Given request -
What follows is a listing. Return every line of it exactly.

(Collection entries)
════════
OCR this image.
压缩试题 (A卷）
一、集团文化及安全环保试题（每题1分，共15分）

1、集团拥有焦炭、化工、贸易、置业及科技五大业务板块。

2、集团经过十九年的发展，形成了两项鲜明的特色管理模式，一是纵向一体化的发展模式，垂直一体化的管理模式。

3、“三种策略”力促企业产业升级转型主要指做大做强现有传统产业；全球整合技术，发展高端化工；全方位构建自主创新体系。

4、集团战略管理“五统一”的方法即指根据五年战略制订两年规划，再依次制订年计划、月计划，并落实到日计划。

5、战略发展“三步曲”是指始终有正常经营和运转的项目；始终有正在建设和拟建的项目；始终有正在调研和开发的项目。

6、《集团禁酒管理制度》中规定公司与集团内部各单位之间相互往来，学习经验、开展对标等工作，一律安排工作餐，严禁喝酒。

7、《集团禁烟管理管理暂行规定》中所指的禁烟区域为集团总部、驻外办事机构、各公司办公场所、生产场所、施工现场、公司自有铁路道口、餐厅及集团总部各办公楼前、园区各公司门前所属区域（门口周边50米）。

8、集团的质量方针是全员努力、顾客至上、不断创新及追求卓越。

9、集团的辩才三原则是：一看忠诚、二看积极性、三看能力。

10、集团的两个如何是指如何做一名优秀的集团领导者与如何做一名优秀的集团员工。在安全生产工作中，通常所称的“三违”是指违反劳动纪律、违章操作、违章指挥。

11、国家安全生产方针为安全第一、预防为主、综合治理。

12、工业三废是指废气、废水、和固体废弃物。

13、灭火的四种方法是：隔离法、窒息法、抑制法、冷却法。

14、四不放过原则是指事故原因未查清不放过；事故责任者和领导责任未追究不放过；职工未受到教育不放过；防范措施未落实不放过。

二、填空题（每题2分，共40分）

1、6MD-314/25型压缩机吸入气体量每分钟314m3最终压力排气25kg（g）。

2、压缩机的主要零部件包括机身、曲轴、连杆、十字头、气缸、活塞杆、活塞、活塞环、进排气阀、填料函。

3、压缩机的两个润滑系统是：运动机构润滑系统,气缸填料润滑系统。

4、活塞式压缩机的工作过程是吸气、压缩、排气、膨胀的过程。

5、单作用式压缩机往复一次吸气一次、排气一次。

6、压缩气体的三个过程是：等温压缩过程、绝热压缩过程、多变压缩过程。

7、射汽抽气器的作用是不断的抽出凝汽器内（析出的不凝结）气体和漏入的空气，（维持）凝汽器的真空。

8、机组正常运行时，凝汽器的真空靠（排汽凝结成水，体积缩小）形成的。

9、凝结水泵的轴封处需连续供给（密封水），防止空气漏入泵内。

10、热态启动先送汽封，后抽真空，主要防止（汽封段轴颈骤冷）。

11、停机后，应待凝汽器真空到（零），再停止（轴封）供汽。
════════
Exercise solution -
OCR this image.
压缩试题 (A卷）
一、集团文化及安全环保试题（每题1分，共15分）

1、集团拥有焦炭、化工、贸易、置业及科技五大业务板块。

2、集团经过十九年的发展，形成了两项鲜明的特色管理模式，一是纵向一体化的发展模式，垂直一体化的管理模式。

3、“三种策略”力促企业产业升级转型主要指做大做强现有传统产业；全球整合技术，发展高端化工；全方位构建自主创新体系。

4、集团战略管理“五统一”的方法即指根据五年战略制订两年规划，再依次制订年计划、月计划，并落实到日计划。

5、战略发展“三步曲”是指始终有正常经营和运转的项目；始终有正在建设和拟建的项目；始终有正在调研和开发的项目。

6、《集团禁酒管理制度》中规定公司与集团内部各单位之间相互往来，学习经验、开展对标等工作，一律安排工作餐，严禁喝酒。

7、《集团禁烟管理管理暂行规定》中所指的禁烟区域为集团总部、驻外办事机构、各公司办公场所、生产场所、施工现场、公司自有铁路道口、餐厅及集团总部各办公楼前、园区各公司门前所属区域（门口周边50米）。

8、集团的质量方针是全员努力、顾客至上、不断创新及追求卓越。

9、集团的辩才三原则是：一看忠诚、二看积极性、三看能力。

10、集团的两个如何是指如何做一名优秀的集团领导者与如何做一名优秀的集团员工。在安全生产工作中，通常所称的“三违”是指违反劳动纪律、违章操作、违章指挥。

11、国家安全生产方针为安全第一、预防为主、综合治理。

12、工业三废是指废气、废水、和固体废弃物。

13、灭火的四种方法是：隔离法、窒息法、抑制法、冷却法。

14、四不放过原则是指事故原因未查清不放过；事故责任者和领导责任未追究不放过；职工未受到教育不放过；防范措施未落实不放过。

二、填空题（每题2分，共40分）

1、6MD-314/25型压缩机吸入气体量每分钟314m3最终压力排气25kg（g）。

2、压缩机的主要零部件包括机身、曲轴、连杆、十字头、气缸、活塞杆、活塞、活塞环、进排气阀、填料函。

3、压缩机的两个润滑系统是：运动机构润滑系统,气缸填料润滑系统。

4、活塞式压缩机的工作过程是吸气、压缩、排气、膨胀的过程。

5、单作用式压缩机往复一次吸气一次、排气一次。

6、压缩气体的三个过程是：等温压缩过程、绝热压缩过程、多变压缩过程。

7、射汽抽气器的作用是不断的抽出凝汽器内（析出的不凝结）气体和漏入的空气，（维持）凝汽器的真空。

8、机组正常运行时，凝汽器的真空靠（排汽凝结成水，体积缩小）形成的。

9、凝结水泵的轴封处需连续供给（密封水），防止空气漏入泵内。

10、热态启动先送汽封，后抽真空，主要防止（汽封段轴颈骤冷）。

11、停机后，应待凝汽器真空到（零），再停止（轴封）供汽。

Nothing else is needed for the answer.